#### Task description
Copy out each line that has "which" in it.

#### Record excerpts
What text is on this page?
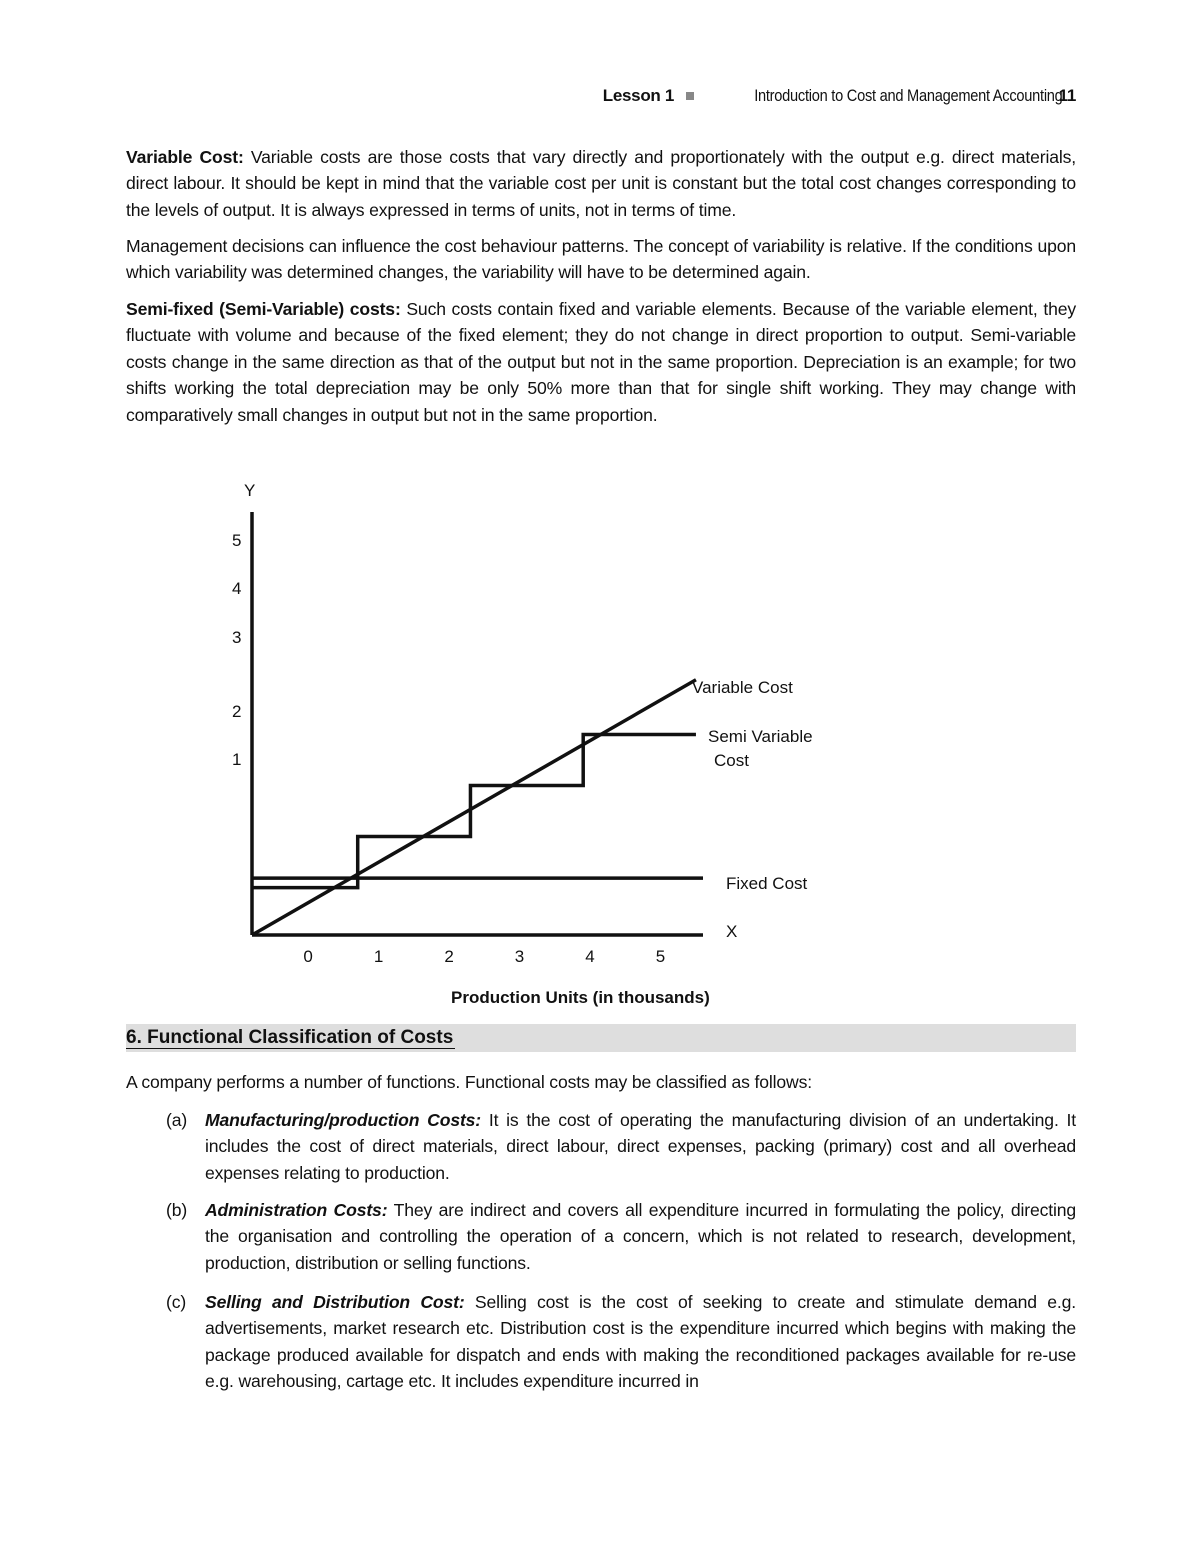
Lesson 1	Introduction to Cost and Management Accounting
11

Variable Cost: Variable costs are those costs that vary directly and proportionately with the output e.g. direct materials, direct labour. It should be kept in mind that the variable cost per unit is constant but the total cost changes corresponding to the levels of output. It is always expressed in terms of units, not in terms of time.

Management decisions can influence the cost behaviour patterns. The concept of variability is relative. If the conditions upon which variability was determined changes, the variability will have to be determined again.

Semi-fixed (Semi-Variable) costs: Such costs contain fixed and variable elements. Because of the variable element, they fluctuate with volume and because of the fixed element; they do not change in direct proportion to output. Semi-variable costs change in the same direction as that of the output but not in the same proportion. Depreciation is an example; for two shifts working the total depreciation may be only 50% more than that for single shift working. They may change with comparatively small changes in output but not in the same proportion.

Y
X
1
2
3
4
5
0	1	2	3	4	5
Variable Cost
Semi Variable
Cost
Fixed Cost
Production Units (in thousands)
6. Functional Classification of Costs

A company performs a number of functions. Functional costs may be classified as follows:

(a) Manufacturing/production Costs: It is the cost of operating the manufacturing division of an undertaking. It includes the cost of direct materials, direct labour, direct expenses, packing (primary) cost and all overhead expenses relating to production.
(b) Administration Costs: They are indirect and covers all expenditure incurred in formulating the policy, directing the organisation and controlling the operation of a concern, which is not related to research, development, production, distribution or selling functions.
(c) Selling and Distribution Cost: Selling cost is the cost of seeking to create and stimulate demand e.g. advertisements, market research etc. Distribution cost is the expenditure incurred which begins with making the package produced available for dispatch and ends with making the reconditioned packages available for re-use e.g. warehousing, cartage etc. It includes expenditure incurred in
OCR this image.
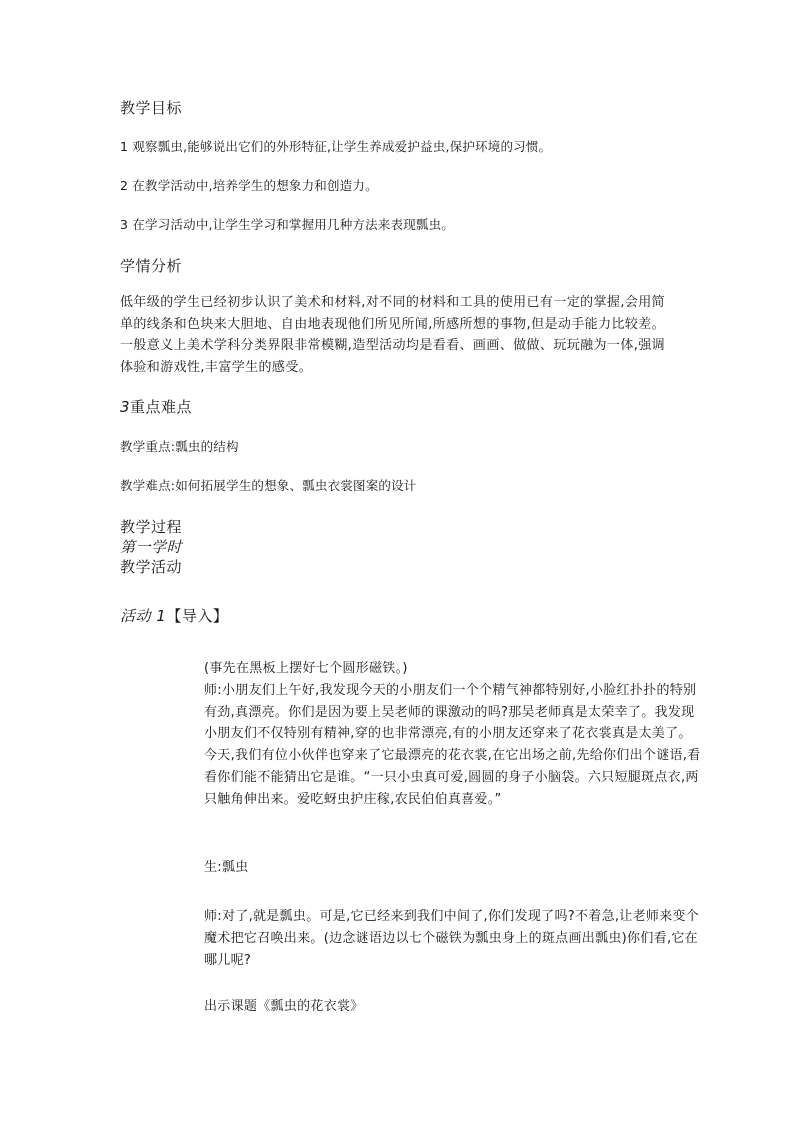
教学目标

1 观察瓢虫,能够说出它们的外形特征,让学生养成爱护益虫,保护环境的习惯。

2 在教学活动中,培养学生的想象力和创造力。

3 在学习活动中,让学生学习和掌握用几种方法来表现瓢虫。

学情分析

低年级的学生已经初步认识了美术和材料,对不同的材料和工具的使用已有一定的掌握,会用简单的线条和色块来大胆地、自由地表现他们所见所闻,所感所想的事物,但是动手能力比较差。一般意义上美术学科分类界限非常模糊,造型活动均是看看、画画、做做、玩玩融为一体,强调体验和游戏性,丰富学生的感受。

3重点难点

教学重点:瓢虫的结构

教学难点:如何拓展学生的想象、瓢虫衣裳图案的设计

教学过程

第一学时

教学活动

活动 1【导入】

(事先在黑板上摆好七个圆形磁铁。)
师:小朋友们上午好,我发现今天的小朋友们一个个精气神都特别好,小脸红扑扑的特别有劲,真漂亮。你们是因为要上吴老师的课激动的吗?那吴老师真是太荣幸了。我发现小朋友们不仅特别有精神,穿的也非常漂亮,有的小朋友还穿来了花衣裳真是太美了。今天,我们有位小伙伴也穿来了它最漂亮的花衣裳,在它出场之前,先给你们出个谜语,看看你们能不能猜出它是谁。“一只小虫真可爱,圆圆的身子小脑袋。六只短腿斑点衣,两只触角伸出来。爱吃蚜虫护庄稼,农民伯伯真喜爱。”

生:瓢虫

师:对了,就是瓢虫。可是,它已经来到我们中间了,你们发现了吗?不着急,让老师来变个魔术把它召唤出来。(边念谜语边以七个磁铁为瓢虫身上的斑点画出瓢虫)你们看,它在哪儿呢?

出示课题《瓢虫的花衣裳》
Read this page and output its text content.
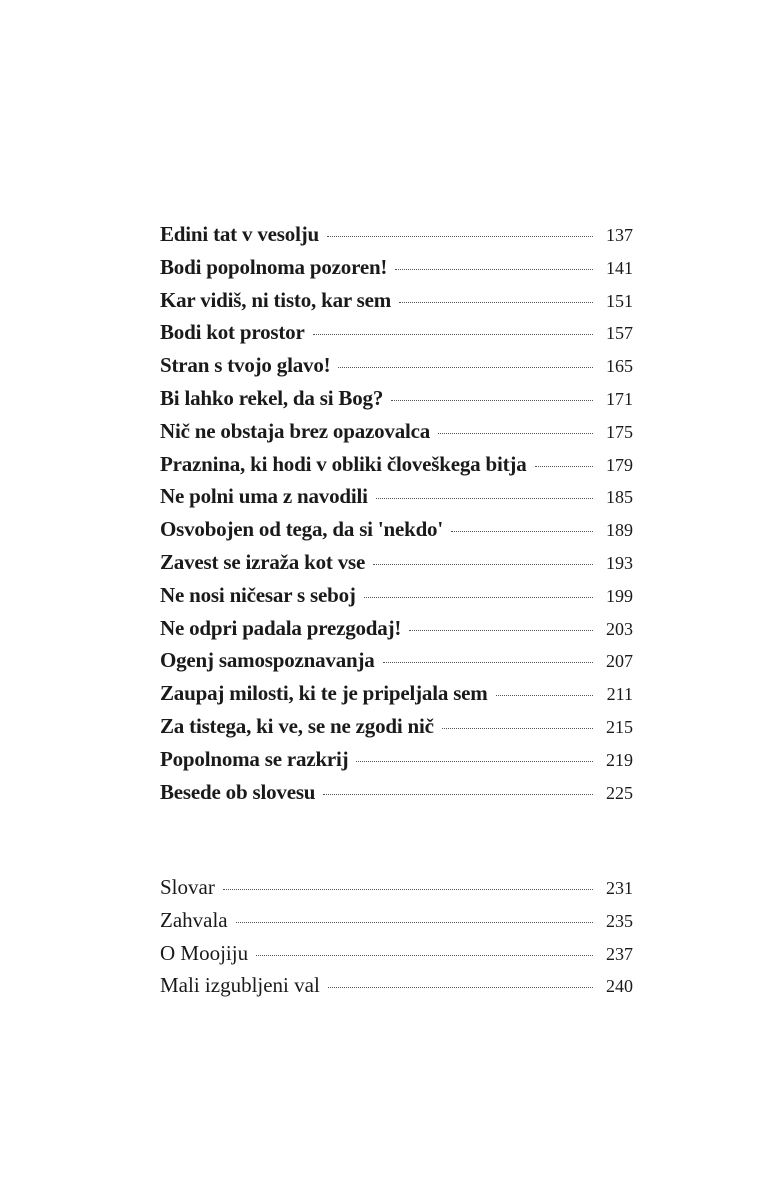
Edini tat v vesolju	137
Bodi popolnoma pozoren!	141
Kar vidiš, ni tisto, kar sem	151
Bodi kot prostor	157
Stran s tvojo glavo!	165
Bi lahko rekel, da si Bog?	171
Nič ne obstaja brez opazovalca	175
Praznina, ki hodi v obliki človeškega bitja	179
Ne polni uma z navodili	185
Osvobojen od tega, da si 'nekdo'	189
Zavest se izraža kot vse	193
Ne nosi ničesar s seboj	199
Ne odpri padala prezgodaj!	203
Ogenj samospoznavanja	207
Zaupaj milosti, ki te je pripeljala sem	211
Za tistega, ki ve, se ne zgodi nič	215
Popolnoma se razkrij	219
Besede ob slovesu	225
Slovar	231
Zahvala	235
O Moojiju	237
Mali izgubljeni val	240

#### Output of the task
Management decisions can influence the cost behaviour patterns. The concept of variability is relative. If the conditions upon which variability was determined changes, the variability will have to be determined again.
(b) Administration Costs: They are indirect and covers all expenditure incurred in formulating the policy, directing the organisation and controlling the operation of a concern, which is not related to research, development, production, distribution or selling functions.
(c) Selling and Distribution Cost: Selling cost is the cost of seeking to create and stimulate demand e.g. advertisements, market research etc. Distribution cost is the expenditure incurred which begins with making the package produced available for dispatch and ends with making the reconditioned packages available for re-use e.g. warehousing, cartage etc. It includes expenditure incurred in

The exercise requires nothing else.